— Start Given data —

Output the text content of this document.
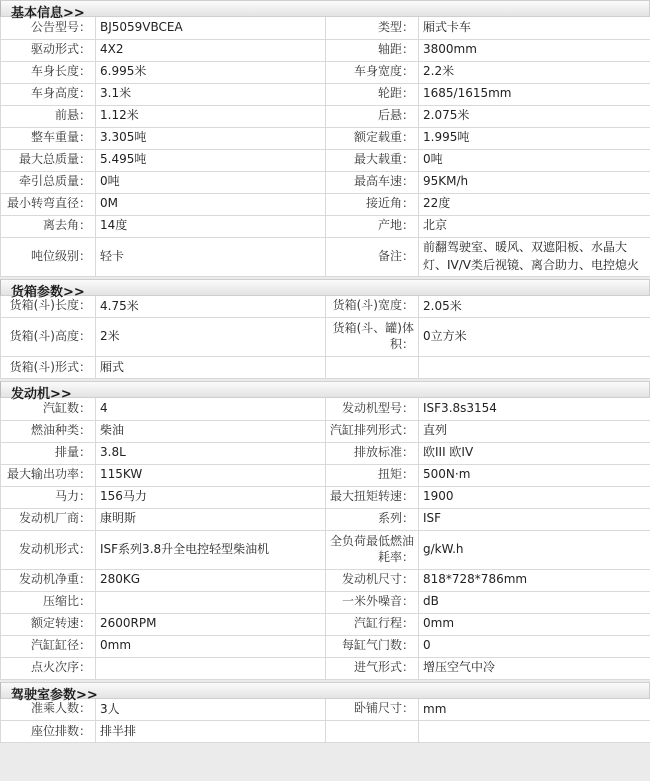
基本信息>>
公告型号：	BJ5059VBCEA	类型：	厢式卡车
驱动形式：	4X2	轴距：	3800mm
车身长度：	6.995米	车身宽度：	2.2米
车身高度：	3.1米	轮距：	1685/1615mm
前悬：	1.12米	后悬：	2.075米
整车重量：	3.305吨	额定载重：	1.995吨
最大总质量：	5.495吨	最大载重：	0吨
牵引总质量：	0吨	最高车速：	95KM/h
最小转弯直径：	0M	接近角：	22度
离去角：	14度	产地：	北京
吨位级别：	轻卡	备注：	前翻驾驶室、暖风、双遮阳板、水晶大灯、IV/V类后视镜、离合助力、电控熄火
货箱参数>>
货箱(斗)长度：	4.75米	货箱(斗)宽度：	2.05米
货箱(斗)高度：	2米	货箱(斗、罐)体积：	0立方米
货箱(斗)形式：	厢式		
发动机>>
汽缸数：	4	发动机型号：	ISF3.8s3154
燃油种类：	柴油	汽缸排列形式：	直列
排量：	3.8L	排放标准：	欧III 欧IV
最大输出功率：	115KW	扭矩：	500N·m
马力：	156马力	最大扭矩转速：	1900
发动机厂商：	康明斯	系列：	ISF
发动机形式：	ISF系列3.8升全电控轻型柴油机	全负荷最低燃油耗率：	g/kW.h
发动机净重：	280KG	发动机尺寸：	818*728*786mm
压缩比：		一米外噪音：	dB
额定转速：	2600RPM	汽缸行程：	0mm
汽缸缸径：	0mm	每缸气门数：	0
点火次序：		进气形式：	增压空气中冷
驾驶室参数>>
准乘人数：	3人	卧铺尺寸：	mm
座位排数：	排半排		
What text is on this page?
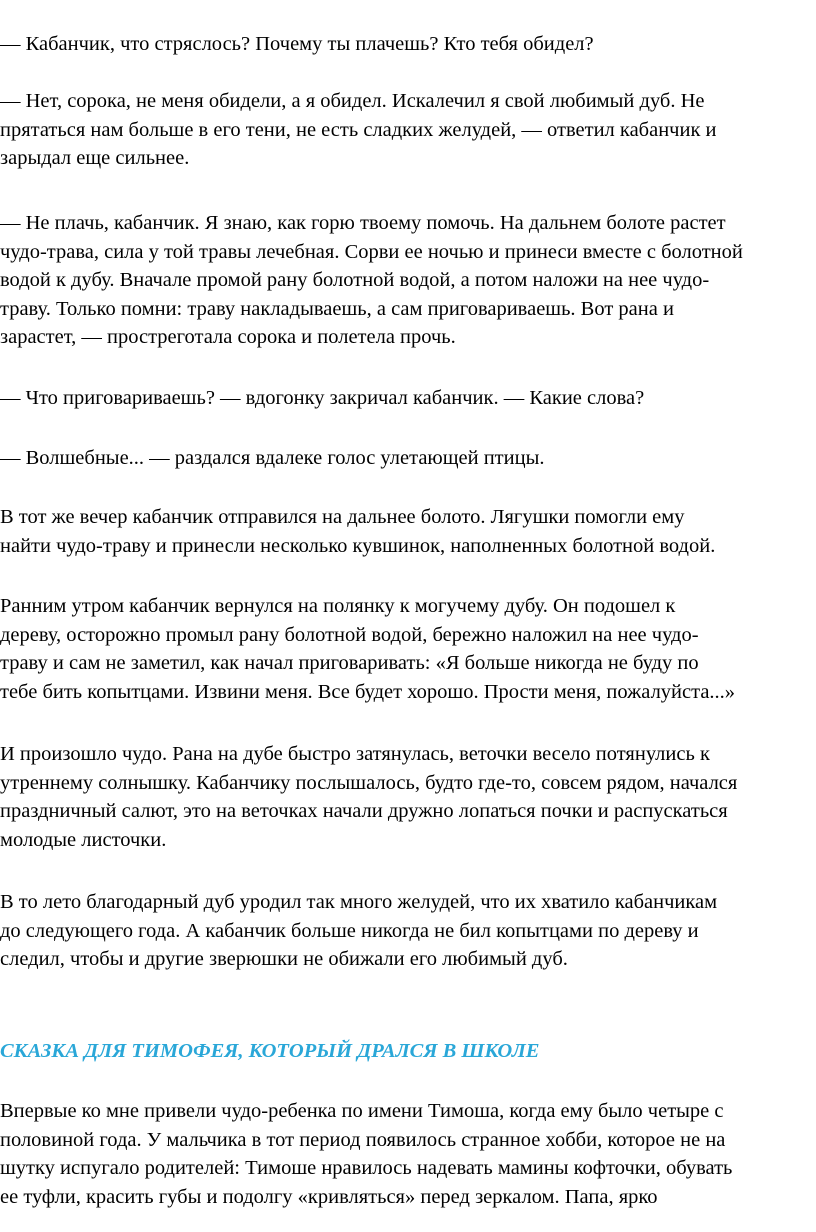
— Кабанчик, что стряслось? Почему ты плачешь? Кто тебя обидел?

— Нет, сорока, не меня обидели, а я обидел. Искалечил я свой любимый дуб. Не
прятаться нам больше в его тени, не есть сладких желудей, — ответил кабанчик и
зарыдал еще сильнее.

— Не плачь, кабанчик. Я знаю, как горю твоему помочь. На дальнем болоте растет
чудо-трава, сила у той травы лечебная. Сорви ее ночью и принеси вместе с болотной
водой к дубу. Вначале промой рану болотной водой, а потом наложи на нее чудо-
траву. Только помни: траву накладываешь, а сам приговариваешь. Вот рана и
зарастет, — простреготала сорока и полетела прочь.

— Что приговариваешь? — вдогонку закричал кабанчик. — Какие слова?

— Волшебные... — раздался вдалеке голос улетающей птицы.

В тот же вечер кабанчик отправился на дальнее болото. Лягушки помогли ему
найти чудо-траву и принесли несколько кувшинок, наполненных болотной водой.

Ранним утром кабанчик вернулся на полянку к могучему дубу. Он подошел к
дереву, осторожно промыл рану болотной водой, бережно наложил на нее чудо-
траву и сам не заметил, как начал приговаривать: «Я больше никогда не буду по
тебе бить копытцами. Извини меня. Все будет хорошо. Прости меня, пожалуйста...»

И произошло чудо. Рана на дубе быстро затянулась, веточки весело потянулись к
утреннему солнышку. Кабанчику послышалось, будто где-то, совсем рядом, начался
праздничный салют, это на веточках начали дружно лопаться почки и распускаться
молодые листочки.

В то лето благодарный дуб уродил так много желудей, что их хватило кабанчикам
до следующего года. А кабанчик больше никогда не бил копытцами по дереву и
следил, чтобы и другие зверюшки не обижали его любимый дуб.

СКАЗКА ДЛЯ ТИМОФЕЯ, КОТОРЫЙ ДРАЛСЯ В ШКОЛЕ

Впервые ко мне привели чудо-ребенка по имени Тимоша, когда ему было четыре с
половиной года. У мальчика в тот период появилось странное хобби, которое не на
шутку испугало родителей: Тимоше нравилось надевать мамины кофточки, обувать
ее туфли, красить губы и подолгу «кривляться» перед зеркалом. Папа, ярко
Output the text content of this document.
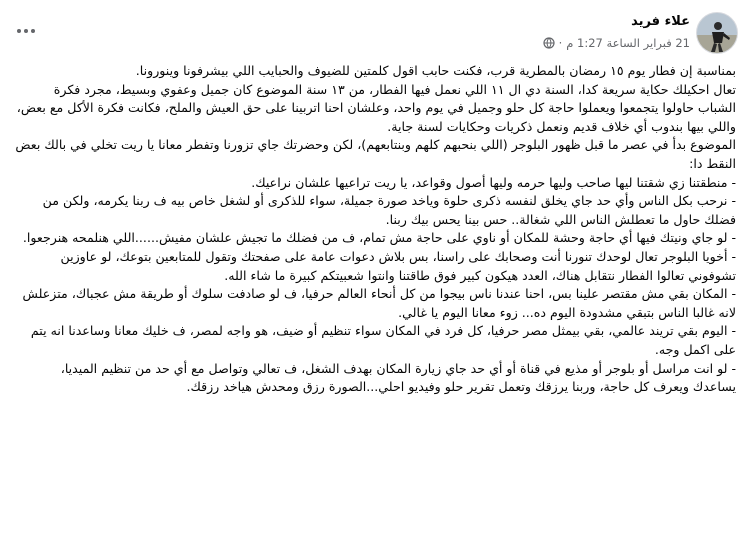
علاء فريد
21 فبراير الساعة 1:27 م
·

بمناسبة إن فطار يوم ١٥ رمضان بالمطرية قرب، فكنت حابب اقول كلمتين للضيوف والحبايب اللي بيشرفونا وينورونا.

تعال احكيلك حكاية سريعة كدا، السنة دي ال ١١ اللي نعمل فيها الفطار، من ١٣ سنة الموضوع كان جميل وعفوي وبسيط، مجرد فكرة الشباب حاولوا يتجمعوا ويعملوا حاجة كل حلو وجميل في يوم واحد، وعلشان احنا اتربينا على حق العيش والملح، فكانت فكرة الأكل مع بعض، واللي بيها بندوب أي خلاف قديم ونعمل ذكريات وحكايات لسنة جاية.

الموضوع بدأ في عصر ما قبل ظهور البلوجر (اللي بنحبهم كلهم وبنتابعهم)، لكن وحضرتك جاي تزورنا وتفطر معانا يا ريت تخلي في بالك بعض النقط دا:

- منطقتنا زي شقتنا ليها صاحب وليها حرمه وليها أصول وقواعد، يا ريت تراعيها علشان نراعيك.

- نرحب بكل الناس وأي حد جاي يخلق لنفسه ذكرى حلوة وياخد صورة جميلة، سواء للذكرى أو لشغل خاص بيه ف ربنا يكرمه، ولكن من فضلك حاول ما تعطلش الناس اللي شغالة.. حس بينا يحس بيك ربنا.

- لو جاي ونيتك فيها أي حاجة وحشة للمكان أو ناوي على حاجة مش تمام، ف من فضلك ما تجيش علشان مفيش......اللي هنلمحه هنرجعوا.

- أخويا البلوجر تعال لوحدك تنورنا أنت وصحابك على راسنا، بس بلاش دعوات عامة على صفحتك وتقول للمتابعين بتوعك، لو عاوزين تشوفوني تعالوا الفطار نتقابل هناك، العدد هيكون كبير فوق طاقتنا وانتوا شعبيتكم كبيرة ما شاء الله.

- المكان بقي مش مقتصر علينا بس، احنا عندنا ناس بيجوا من كل أنحاء العالم حرفيا، ف لو صادفت سلوك أو طريقة مش عجباك، متزعلش لانه غالبا الناس بتبقي مشدودة اليوم ده... زوء معانا اليوم يا غالي.

- اليوم بقي تريند عالمي، بقي بيمثل مصر حرفيا، كل فرد في المكان سواء تنظيم أو ضيف، هو واجه لمصر، ف خليك معانا وساعدنا انه يتم على اكمل وجه.

- لو انت مراسل أو بلوجر أو مذيع في قناة أو أي حد جاي زيارة المكان بهدف الشغل، ف تعالي وتواصل مع أي حد من تنظيم الميديا، يساعدك ويعرف كل حاجة، وربنا يرزقك وتعمل تقرير حلو وفيديو احلي...الصورة رزق ومحدش هياخد رزقك.
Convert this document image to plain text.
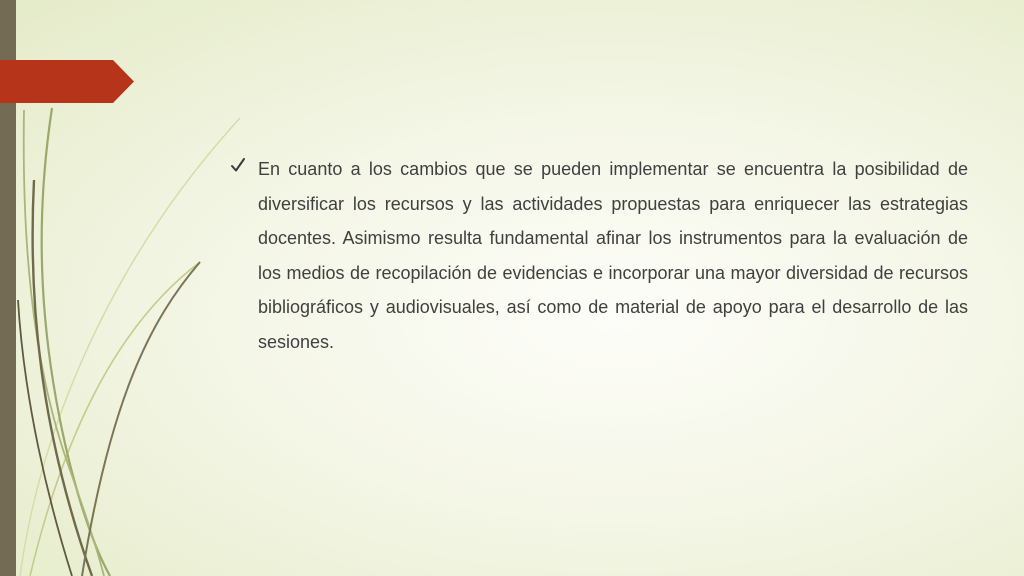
En cuanto a los cambios que se pueden implementar se encuentra la posibilidad de diversificar los recursos y las actividades propuestas para enriquecer las estrategias docentes. Asimismo resulta fundamental afinar los instrumentos para la evaluación de los medios de recopilación de evidencias e incorporar una mayor diversidad de recursos bibliográficos y audiovisuales, así como de material de apoyo para el desarrollo de las sesiones.
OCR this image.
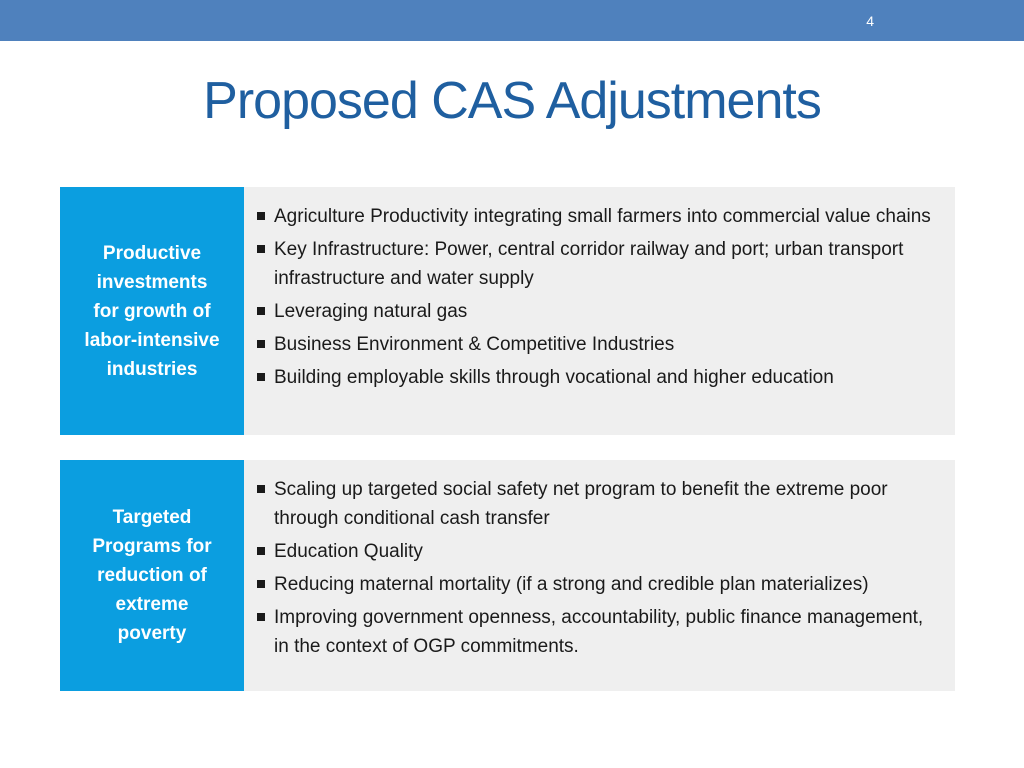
4
Proposed CAS Adjustments
Productive
investments
for growth of
labor-intensive
industries
Agriculture Productivity integrating small farmers into commercial value chains
Key Infrastructure: Power, central corridor railway and port; urban transport infrastructure and water supply
Leveraging natural gas
Business Environment & Competitive Industries
Building employable skills through vocational and higher education
Targeted
Programs for
reduction of
extreme
poverty
Scaling up targeted social safety net program to benefit the extreme poor through conditional cash transfer
Education Quality
Reducing maternal mortality (if a strong and credible plan materializes)
Improving government openness, accountability, public finance management, in the context of OGP commitments.
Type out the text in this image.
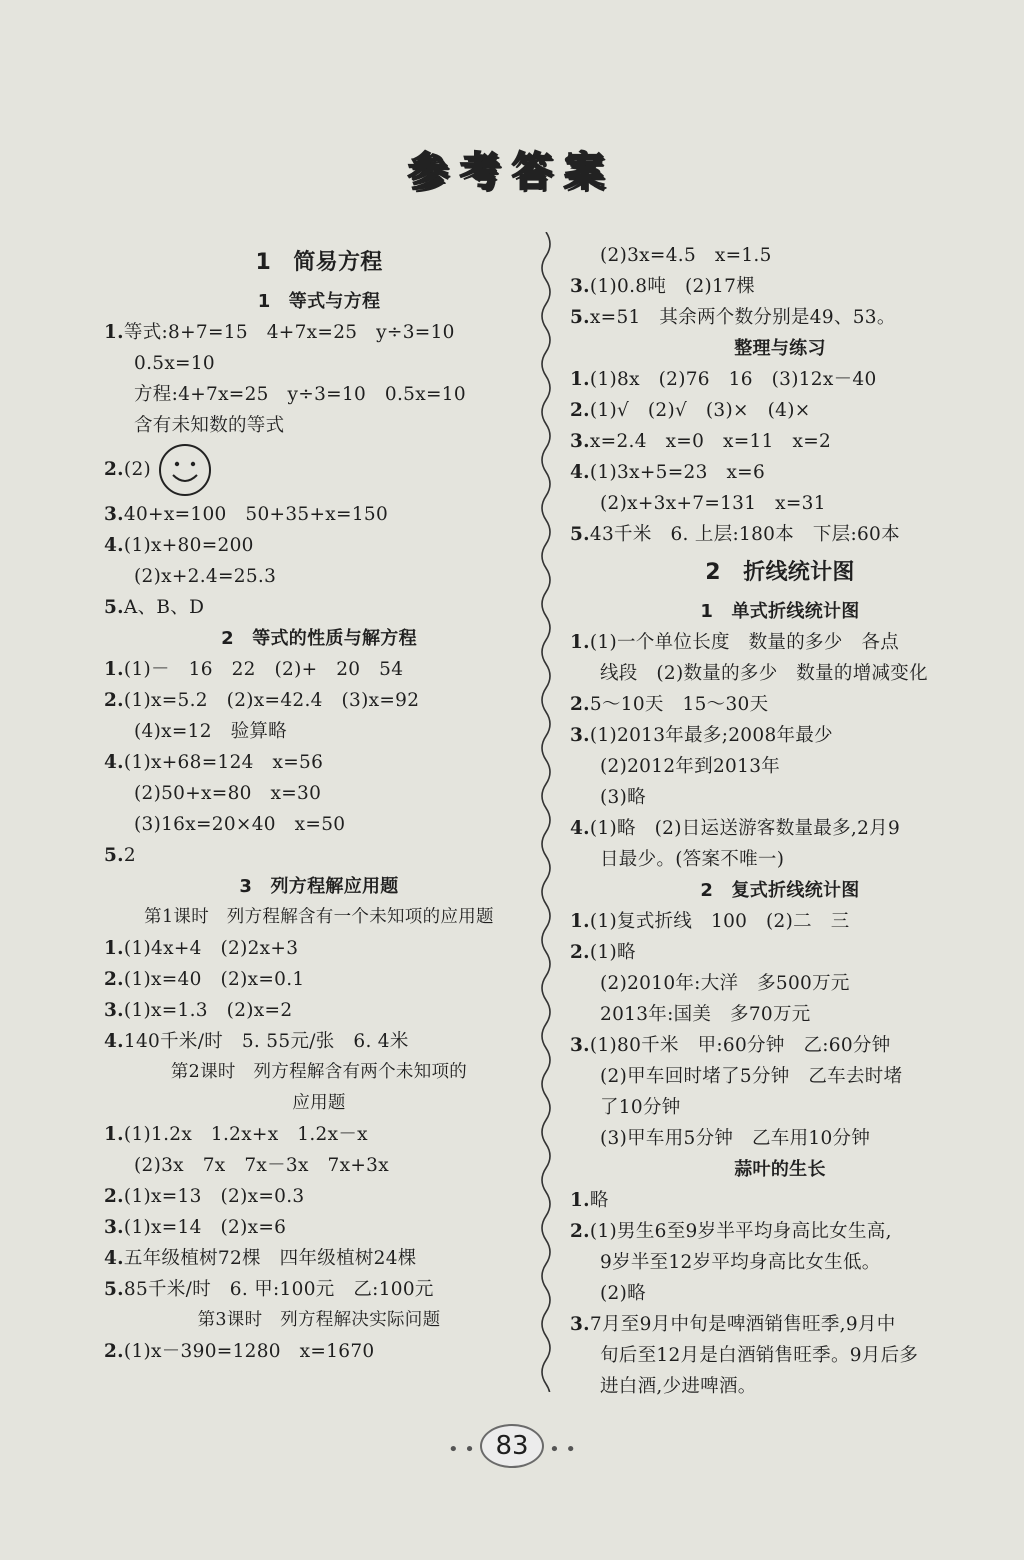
参考答案
1　简易方程
1　等式与方程
1.等式:8+7=15　4+7x=25　y÷3=10
0.5x=10
方程:4+7x=25　y÷3=10　0.5x=10
含有未知数的等式
2.(2)
3.40+x=100　50+35+x=150
4.(1)x+80=200
(2)x+2.4=25.3
5.A、B、D
2　等式的性质与解方程
1.(1)－　16　22　(2)+　20　54
2.(1)x=5.2　(2)x=42.4　(3)x=92
(4)x=12　验算略
4.(1)x+68=124　x=56
(2)50+x=80　x=30
(3)16x=20×40　x=50
5.2
3　列方程解应用题
第1课时　列方程解含有一个未知项的应用题
1.(1)4x+4　(2)2x+3
2.(1)x=40　(2)x=0.1
3.(1)x=1.3　(2)x=2
4.140千米/时　5. 55元/张　6. 4米
第2课时　列方程解含有两个未知项的
应用题
1.(1)1.2x　1.2x+x　1.2x－x
(2)3x　7x　7x－3x　7x+3x
2.(1)x=13　(2)x=0.3
3.(1)x=14　(2)x=6
4.五年级植树72棵　四年级植树24棵
5.85千米/时　6. 甲:100元　乙:100元
第3课时　列方程解决实际问题
2.(1)x－390=1280　x=1670
(2)3x=4.5　x=1.5
3.(1)0.8吨　(2)17棵
5.x=51　其余两个数分别是49、53。
整理与练习
1.(1)8x　(2)76　16　(3)12x－40
2.(1)√　(2)√　(3)×　(4)×
3.x=2.4　x=0　x=11　x=2
4.(1)3x+5=23　x=6
(2)x+3x+7=131　x=31
5.43千米　6. 上层:180本　下层:60本
2　折线统计图
1　单式折线统计图
1.(1)一个单位长度　数量的多少　各点
线段　(2)数量的多少　数量的增减变化
2.5～10天　15～30天
3.(1)2013年最多;2008年最少
(2)2012年到2013年
(3)略
4.(1)略　(2)日运送游客数量最多,2月9
日最少。(答案不唯一)
2　复式折线统计图
1.(1)复式折线　100　(2)二　三
2.(1)略
(2)2010年:大洋　多500万元
2013年:国美　多70万元
3.(1)80千米　甲:60分钟　乙:60分钟
(2)甲车回时堵了5分钟　乙车去时堵
了10分钟
(3)甲车用5分钟　乙车用10分钟
蒜叶的生长
1.略
2.(1)男生6至9岁半平均身高比女生高,
9岁半至12岁平均身高比女生低。
(2)略
3.7月至9月中旬是啤酒销售旺季,9月中
旬后至12月是白酒销售旺季。9月后多
进白酒,少进啤酒。
• • 83 • •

— End Given data —

| What needs to be done |
Pick out each line containing "болотной" and report it.

| Response to this exercise |
чудо-трава, сила у той травы лечебная. Сорви ее ночью и принеси вместе с болотной
водой к дубу. Вначале промой рану болотной водой, а потом наложи на нее чудо-
найти чудо-траву и принесли несколько кувшинок, наполненных болотной водой.
дереву, осторожно промыл рану болотной водой, бережно наложил на нее чудо-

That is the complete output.